Raw data:
▽

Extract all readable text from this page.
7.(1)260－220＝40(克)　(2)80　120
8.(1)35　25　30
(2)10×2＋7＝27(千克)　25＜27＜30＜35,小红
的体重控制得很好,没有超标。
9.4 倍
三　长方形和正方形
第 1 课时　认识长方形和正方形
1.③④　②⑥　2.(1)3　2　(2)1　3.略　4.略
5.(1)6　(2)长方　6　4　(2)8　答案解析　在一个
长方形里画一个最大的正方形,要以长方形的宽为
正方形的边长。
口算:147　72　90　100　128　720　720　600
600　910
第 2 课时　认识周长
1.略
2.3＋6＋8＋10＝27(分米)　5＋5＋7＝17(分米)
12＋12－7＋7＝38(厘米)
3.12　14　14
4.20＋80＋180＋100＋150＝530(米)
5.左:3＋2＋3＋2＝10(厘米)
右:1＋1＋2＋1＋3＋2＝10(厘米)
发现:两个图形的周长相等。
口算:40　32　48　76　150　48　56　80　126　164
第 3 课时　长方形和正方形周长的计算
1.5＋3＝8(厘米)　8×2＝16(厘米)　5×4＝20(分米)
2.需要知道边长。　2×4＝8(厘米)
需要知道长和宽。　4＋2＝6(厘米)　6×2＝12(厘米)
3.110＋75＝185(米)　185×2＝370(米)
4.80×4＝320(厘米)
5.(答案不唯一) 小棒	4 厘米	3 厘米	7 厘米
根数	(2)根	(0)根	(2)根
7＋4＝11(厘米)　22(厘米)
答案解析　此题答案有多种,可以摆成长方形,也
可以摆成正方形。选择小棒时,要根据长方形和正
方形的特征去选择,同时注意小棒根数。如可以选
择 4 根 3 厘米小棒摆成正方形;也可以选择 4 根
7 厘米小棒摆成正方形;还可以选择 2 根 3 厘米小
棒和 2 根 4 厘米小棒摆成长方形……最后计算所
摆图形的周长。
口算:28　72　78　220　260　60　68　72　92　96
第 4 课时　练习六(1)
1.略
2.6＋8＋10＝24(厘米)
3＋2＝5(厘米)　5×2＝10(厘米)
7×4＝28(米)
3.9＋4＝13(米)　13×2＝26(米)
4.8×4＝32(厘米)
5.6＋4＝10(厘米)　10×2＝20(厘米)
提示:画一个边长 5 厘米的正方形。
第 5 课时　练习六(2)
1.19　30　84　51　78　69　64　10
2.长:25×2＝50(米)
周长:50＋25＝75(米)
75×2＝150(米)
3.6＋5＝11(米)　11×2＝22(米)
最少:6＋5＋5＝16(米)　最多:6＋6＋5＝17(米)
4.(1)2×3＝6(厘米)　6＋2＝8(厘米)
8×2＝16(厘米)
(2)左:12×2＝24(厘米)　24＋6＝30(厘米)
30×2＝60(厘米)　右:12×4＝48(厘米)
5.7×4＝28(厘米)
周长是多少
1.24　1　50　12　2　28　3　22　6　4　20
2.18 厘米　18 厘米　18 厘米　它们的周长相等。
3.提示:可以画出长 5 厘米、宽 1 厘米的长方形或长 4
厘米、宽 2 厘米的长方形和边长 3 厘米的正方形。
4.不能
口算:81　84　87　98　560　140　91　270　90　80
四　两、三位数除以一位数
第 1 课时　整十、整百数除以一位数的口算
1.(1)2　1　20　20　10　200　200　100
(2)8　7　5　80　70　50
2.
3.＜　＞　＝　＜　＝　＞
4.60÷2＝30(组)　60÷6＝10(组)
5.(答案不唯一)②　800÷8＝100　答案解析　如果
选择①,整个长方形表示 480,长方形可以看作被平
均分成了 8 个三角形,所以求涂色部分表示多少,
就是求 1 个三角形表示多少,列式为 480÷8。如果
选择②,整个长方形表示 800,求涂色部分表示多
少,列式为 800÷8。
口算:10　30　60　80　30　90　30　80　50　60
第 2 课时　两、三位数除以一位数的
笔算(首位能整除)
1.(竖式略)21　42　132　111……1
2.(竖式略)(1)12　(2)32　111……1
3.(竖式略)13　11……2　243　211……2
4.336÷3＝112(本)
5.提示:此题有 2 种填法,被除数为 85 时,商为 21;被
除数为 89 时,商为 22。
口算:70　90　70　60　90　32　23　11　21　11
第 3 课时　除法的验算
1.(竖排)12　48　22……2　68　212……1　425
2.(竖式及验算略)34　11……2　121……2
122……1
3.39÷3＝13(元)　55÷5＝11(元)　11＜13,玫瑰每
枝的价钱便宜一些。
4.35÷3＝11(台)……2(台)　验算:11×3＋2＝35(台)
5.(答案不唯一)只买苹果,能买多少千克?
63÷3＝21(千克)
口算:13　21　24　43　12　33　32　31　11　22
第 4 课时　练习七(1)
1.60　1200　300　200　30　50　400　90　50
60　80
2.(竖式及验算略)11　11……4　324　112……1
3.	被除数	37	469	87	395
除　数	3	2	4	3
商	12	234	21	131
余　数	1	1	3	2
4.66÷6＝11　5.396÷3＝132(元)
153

△

What the exercise asks:
Write out every entry verbatim.

Exercise output:
Extract all readable text from this page.
7.(1)260－220＝40(克)　(2)80　120
8.(1)35　25　30
(2)10×2＋7＝27(千克)　25＜27＜30＜35,小红
的体重控制得很好,没有超标。
9.4 倍
三　长方形和正方形
第 1 课时　认识长方形和正方形
1.③④　②⑥　2.(1)3　2　(2)1　3.略　4.略
5.(1)6　(2)长方　6　4　(2)8　答案解析　在一个
长方形里画一个最大的正方形,要以长方形的宽为
正方形的边长。
口算:147　72　90　100　128　720　720　600
600　910
第 2 课时　认识周长
1.略
2.3＋6＋8＋10＝27(分米)　5＋5＋7＝17(分米)
12＋12－7＋7＝38(厘米)
3.12　14　14
4.20＋80＋180＋100＋150＝530(米)
5.左:3＋2＋3＋2＝10(厘米)
右:1＋1＋2＋1＋3＋2＝10(厘米)
发现:两个图形的周长相等。
口算:40　32　48　76　150　48　56　80　126　164
第 3 课时　长方形和正方形周长的计算
1.5＋3＝8(厘米)　8×2＝16(厘米)　5×4＝20(分米)
2.需要知道边长。　2×4＝8(厘米)
需要知道长和宽。　4＋2＝6(厘米)　6×2＝12(厘米)
3.110＋75＝185(米)　185×2＝370(米)
4.80×4＝320(厘米)
5.(答案不唯一) 小棒	4 厘米	3 厘米	7 厘米
根数	(2)根	(0)根	(2)根
7＋4＝11(厘米)　22(厘米)
答案解析　此题答案有多种,可以摆成长方形,也
可以摆成正方形。选择小棒时,要根据长方形和正
方形的特征去选择,同时注意小棒根数。如可以选
择 4 根 3 厘米小棒摆成正方形;也可以选择 4 根
7 厘米小棒摆成正方形;还可以选择 2 根 3 厘米小
棒和 2 根 4 厘米小棒摆成长方形……最后计算所
摆图形的周长。
口算:28　72　78　220　260　60　68　72　92　96
第 4 课时　练习六(1)
1.略
2.6＋8＋10＝24(厘米)
3＋2＝5(厘米)　5×2＝10(厘米)
7×4＝28(米)
3.9＋4＝13(米)　13×2＝26(米)
4.8×4＝32(厘米)
5.6＋4＝10(厘米)　10×2＝20(厘米)
提示:画一个边长 5 厘米的正方形。
第 5 课时　练习六(2)
1.19　30　84　51　78　69　64　10
2.长:25×2＝50(米)
周长:50＋25＝75(米)
75×2＝150(米)
3.6＋5＝11(米)　11×2＝22(米)
最少:6＋5＋5＝16(米)　最多:6＋6＋5＝17(米)
4.(1)2×3＝6(厘米)　6＋2＝8(厘米)
8×2＝16(厘米)
(2)左:12×2＝24(厘米)　24＋6＝30(厘米)
30×2＝60(厘米)　右:12×4＝48(厘米)
5.7×4＝28(厘米)
周长是多少
1.24　1　50　12　2　28　3　22　6　4　20
2.18 厘米　18 厘米　18 厘米　它们的周长相等。
3.提示:可以画出长 5 厘米、宽 1 厘米的长方形或长 4
厘米、宽 2 厘米的长方形和边长 3 厘米的正方形。
4.不能
口算:81　84　87　98　560　140　91　270　90　80
四　两、三位数除以一位数
第 1 课时　整十、整百数除以一位数的口算
1.(1)2　1　20　20　10　200　200　100
(2)8　7　5　80　70　50
2.
3.＜　＞　＝　＜　＝　＞
4.60÷2＝30(组)　60÷6＝10(组)
5.(答案不唯一)②　800÷8＝100　答案解析　如果
选择①,整个长方形表示 480,长方形可以看作被平
均分成了 8 个三角形,所以求涂色部分表示多少,
就是求 1 个三角形表示多少,列式为 480÷8。如果
选择②,整个长方形表示 800,求涂色部分表示多
少,列式为 800÷8。
口算:10　30　60　80　30　90　30　80　50　60
第 2 课时　两、三位数除以一位数的
笔算(首位能整除)
1.(竖式略)21　42　132　111……1
2.(竖式略)(1)12　(2)32　111……1
3.(竖式略)13　11……2　243　211……2
4.336÷3＝112(本)
5.提示:此题有 2 种填法,被除数为 85 时,商为 21;被
除数为 89 时,商为 22。
口算:70　90　70　60　90　32　23　11　21　11
第 3 课时　除法的验算
1.(竖排)12　48　22……2　68　212……1　425
2.(竖式及验算略)34　11……2　121……2
122……1
3.39÷3＝13(元)　55÷5＝11(元)　11＜13,玫瑰每
枝的价钱便宜一些。
4.35÷3＝11(台)……2(台)　验算:11×3＋2＝35(台)
5.(答案不唯一)只买苹果,能买多少千克?
63÷3＝21(千克)
口算:13　21　24　43　12　33　32　31　11　22
第 4 课时　练习七(1)
1.60　1200　300　200　30　50　400　90　50
60　80
2.(竖式及验算略)11　11……4　324　112……1
3.	被除数	37	469	87	395
除　数	3	2	4	3
商	12	234	21	131
余　数	1	1	3	2
4.66÷6＝11　5.396÷3＝132(元)
153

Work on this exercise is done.